◆ **Required work**:
Write out all of the lines below, exactly and completely.
Supplied records start
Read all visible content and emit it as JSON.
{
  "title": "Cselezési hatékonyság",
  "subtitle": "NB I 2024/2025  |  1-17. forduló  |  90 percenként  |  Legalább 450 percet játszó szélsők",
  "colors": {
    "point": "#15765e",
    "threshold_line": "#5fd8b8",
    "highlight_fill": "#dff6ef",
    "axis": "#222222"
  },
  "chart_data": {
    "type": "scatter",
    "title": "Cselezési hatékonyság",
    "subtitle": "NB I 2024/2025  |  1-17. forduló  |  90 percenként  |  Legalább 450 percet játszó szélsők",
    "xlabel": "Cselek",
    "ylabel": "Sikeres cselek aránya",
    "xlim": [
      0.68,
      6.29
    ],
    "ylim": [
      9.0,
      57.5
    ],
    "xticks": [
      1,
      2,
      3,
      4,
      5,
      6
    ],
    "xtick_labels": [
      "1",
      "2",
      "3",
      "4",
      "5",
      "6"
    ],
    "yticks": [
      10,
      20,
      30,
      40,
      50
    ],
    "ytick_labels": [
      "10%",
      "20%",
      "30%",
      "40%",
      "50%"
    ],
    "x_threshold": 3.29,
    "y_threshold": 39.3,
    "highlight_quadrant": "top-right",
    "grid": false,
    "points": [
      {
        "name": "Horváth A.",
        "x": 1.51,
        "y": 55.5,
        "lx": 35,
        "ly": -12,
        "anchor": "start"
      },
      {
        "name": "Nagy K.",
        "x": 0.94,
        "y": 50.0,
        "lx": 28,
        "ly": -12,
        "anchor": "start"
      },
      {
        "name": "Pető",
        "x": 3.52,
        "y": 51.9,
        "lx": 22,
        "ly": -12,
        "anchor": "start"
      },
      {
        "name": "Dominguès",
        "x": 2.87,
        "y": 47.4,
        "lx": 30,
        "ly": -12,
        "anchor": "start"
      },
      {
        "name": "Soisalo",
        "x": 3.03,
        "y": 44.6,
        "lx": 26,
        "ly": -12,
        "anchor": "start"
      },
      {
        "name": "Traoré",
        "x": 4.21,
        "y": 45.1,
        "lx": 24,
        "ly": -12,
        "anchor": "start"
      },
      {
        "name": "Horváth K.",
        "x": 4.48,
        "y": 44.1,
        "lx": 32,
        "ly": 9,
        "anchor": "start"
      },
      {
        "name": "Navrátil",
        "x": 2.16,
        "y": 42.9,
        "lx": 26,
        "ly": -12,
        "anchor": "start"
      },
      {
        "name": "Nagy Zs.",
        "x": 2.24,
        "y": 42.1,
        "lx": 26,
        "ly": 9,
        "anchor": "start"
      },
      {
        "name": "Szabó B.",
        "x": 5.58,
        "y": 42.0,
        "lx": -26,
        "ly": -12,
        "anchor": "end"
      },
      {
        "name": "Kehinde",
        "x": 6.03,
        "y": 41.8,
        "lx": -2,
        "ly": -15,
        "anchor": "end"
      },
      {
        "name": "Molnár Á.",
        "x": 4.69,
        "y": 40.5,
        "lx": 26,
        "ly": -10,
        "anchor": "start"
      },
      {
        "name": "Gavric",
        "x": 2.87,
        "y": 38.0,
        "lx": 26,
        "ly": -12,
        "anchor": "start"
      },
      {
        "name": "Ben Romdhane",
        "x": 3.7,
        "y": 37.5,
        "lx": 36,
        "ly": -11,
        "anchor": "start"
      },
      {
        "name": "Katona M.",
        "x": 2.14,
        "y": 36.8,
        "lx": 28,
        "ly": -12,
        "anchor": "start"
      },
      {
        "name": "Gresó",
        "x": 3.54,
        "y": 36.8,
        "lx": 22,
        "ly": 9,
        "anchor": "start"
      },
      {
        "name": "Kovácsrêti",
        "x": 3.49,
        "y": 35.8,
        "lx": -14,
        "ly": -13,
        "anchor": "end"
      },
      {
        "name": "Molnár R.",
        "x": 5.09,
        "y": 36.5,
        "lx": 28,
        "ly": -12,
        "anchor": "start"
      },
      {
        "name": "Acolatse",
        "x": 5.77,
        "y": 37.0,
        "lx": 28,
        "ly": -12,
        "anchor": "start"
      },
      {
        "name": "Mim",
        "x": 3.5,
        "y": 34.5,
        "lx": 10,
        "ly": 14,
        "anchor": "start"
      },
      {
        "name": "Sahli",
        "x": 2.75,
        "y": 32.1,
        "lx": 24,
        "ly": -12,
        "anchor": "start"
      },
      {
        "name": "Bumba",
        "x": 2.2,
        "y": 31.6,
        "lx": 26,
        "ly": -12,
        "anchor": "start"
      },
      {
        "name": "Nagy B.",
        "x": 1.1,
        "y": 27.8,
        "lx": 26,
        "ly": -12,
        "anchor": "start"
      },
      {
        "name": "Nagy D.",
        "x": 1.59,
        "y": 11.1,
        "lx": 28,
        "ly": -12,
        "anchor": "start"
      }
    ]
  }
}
Supplied records end
◆ **Result**:
Read all visible content and emit it as JSON.
{
  "title": "Cselezési hatékonyság",
  "subtitle": "NB I 2024/2025  |  1-17. forduló  |  90 percenként  |  Legalább 450 percet játszó szélsők",
  "colors": {
    "point": "#15765e",
    "threshold_line": "#5fd8b8",
    "highlight_fill": "#dff6ef",
    "axis": "#222222"
  },
  "chart_data": {
    "type": "scatter",
    "title": "Cselezési hatékonyság",
    "subtitle": "NB I 2024/2025  |  1-17. forduló  |  90 percenként  |  Legalább 450 percet játszó szélsők",
    "xlabel": "Cselek",
    "ylabel": "Sikeres cselek aránya",
    "xlim": [
      0.68,
      6.29
    ],
    "ylim": [
      9.0,
      57.5
    ],
    "xticks": [
      1,
      2,
      3,
      4,
      5,
      6
    ],
    "xtick_labels": [
      "1",
      "2",
      "3",
      "4",
      "5",
      "6"
    ],
    "yticks": [
      10,
      20,
      30,
      40,
      50
    ],
    "ytick_labels": [
      "10%",
      "20%",
      "30%",
      "40%",
      "50%"
    ],
    "x_threshold": 3.29,
    "y_threshold": 39.3,
    "highlight_quadrant": "top-right",
    "grid": false,
    "points": [
      {
        "name": "Horváth A.",
        "x": 1.51,
        "y": 55.5,
        "lx": 35,
        "ly": -12,
        "anchor": "start"
      },
      {
        "name": "Nagy K.",
        "x": 0.94,
        "y": 50.0,
        "lx": 28,
        "ly": -12,
        "anchor": "start"
      },
      {
        "name": "Pető",
        "x": 3.52,
        "y": 51.9,
        "lx": 22,
        "ly": -12,
        "anchor": "start"
      },
      {
        "name": "Dominguès",
        "x": 2.87,
        "y": 47.4,
        "lx": 30,
        "ly": -12,
        "anchor": "start"
      },
      {
        "name": "Soisalo",
        "x": 3.03,
        "y": 44.6,
        "lx": 26,
        "ly": -12,
        "anchor": "start"
      },
      {
        "name": "Traoré",
        "x": 4.21,
        "y": 45.1,
        "lx": 24,
        "ly": -12,
        "anchor": "start"
      },
      {
        "name": "Horváth K.",
        "x": 4.48,
        "y": 44.1,
        "lx": 32,
        "ly": 9,
        "anchor": "start"
      },
      {
        "name": "Navrátil",
        "x": 2.16,
        "y": 42.9,
        "lx": 26,
        "ly": -12,
        "anchor": "start"
      },
      {
        "name": "Nagy Zs.",
        "x": 2.24,
        "y": 42.1,
        "lx": 26,
        "ly": 9,
        "anchor": "start"
      },
      {
        "name": "Szabó B.",
        "x": 5.58,
        "y": 42.0,
        "lx": -26,
        "ly": -12,
        "anchor": "end"
      },
      {
        "name": "Kehinde",
        "x": 6.03,
        "y": 41.8,
        "lx": -2,
        "ly": -15,
        "anchor": "end"
      },
      {
        "name": "Molnár Á.",
        "x": 4.69,
        "y": 40.5,
        "lx": 26,
        "ly": -10,
        "anchor": "start"
      },
      {
        "name": "Gavric",
        "x": 2.87,
        "y": 38.0,
        "lx": 26,
        "ly": -12,
        "anchor": "start"
      },
      {
        "name": "Ben Romdhane",
        "x": 3.7,
        "y": 37.5,
        "lx": 36,
        "ly": -11,
        "anchor": "start"
      },
      {
        "name": "Katona M.",
        "x": 2.14,
        "y": 36.8,
        "lx": 28,
        "ly": -12,
        "anchor": "start"
      },
      {
        "name": "Gresó",
        "x": 3.54,
        "y": 36.8,
        "lx": 22,
        "ly": 9,
        "anchor": "start"
      },
      {
        "name": "Kovácsrêti",
        "x": 3.49,
        "y": 35.8,
        "lx": -14,
        "ly": -13,
        "anchor": "end"
      },
      {
        "name": "Molnár R.",
        "x": 5.09,
        "y": 36.5,
        "lx": 28,
        "ly": -12,
        "anchor": "start"
      },
      {
        "name": "Acolatse",
        "x": 5.77,
        "y": 37.0,
        "lx": 28,
        "ly": -12,
        "anchor": "start"
      },
      {
        "name": "Mim",
        "x": 3.5,
        "y": 34.5,
        "lx": 10,
        "ly": 14,
        "anchor": "start"
      },
      {
        "name": "Sahli",
        "x": 2.75,
        "y": 32.1,
        "lx": 24,
        "ly": -12,
        "anchor": "start"
      },
      {
        "name": "Bumba",
        "x": 2.2,
        "y": 31.6,
        "lx": 26,
        "ly": -12,
        "anchor": "start"
      },
      {
        "name": "Nagy B.",
        "x": 1.1,
        "y": 27.8,
        "lx": 26,
        "ly": -12,
        "anchor": "start"
      },
      {
        "name": "Nagy D.",
        "x": 1.59,
        "y": 11.1,
        "lx": 28,
        "ly": -12,
        "anchor": "start"
      }
    ]
  }
}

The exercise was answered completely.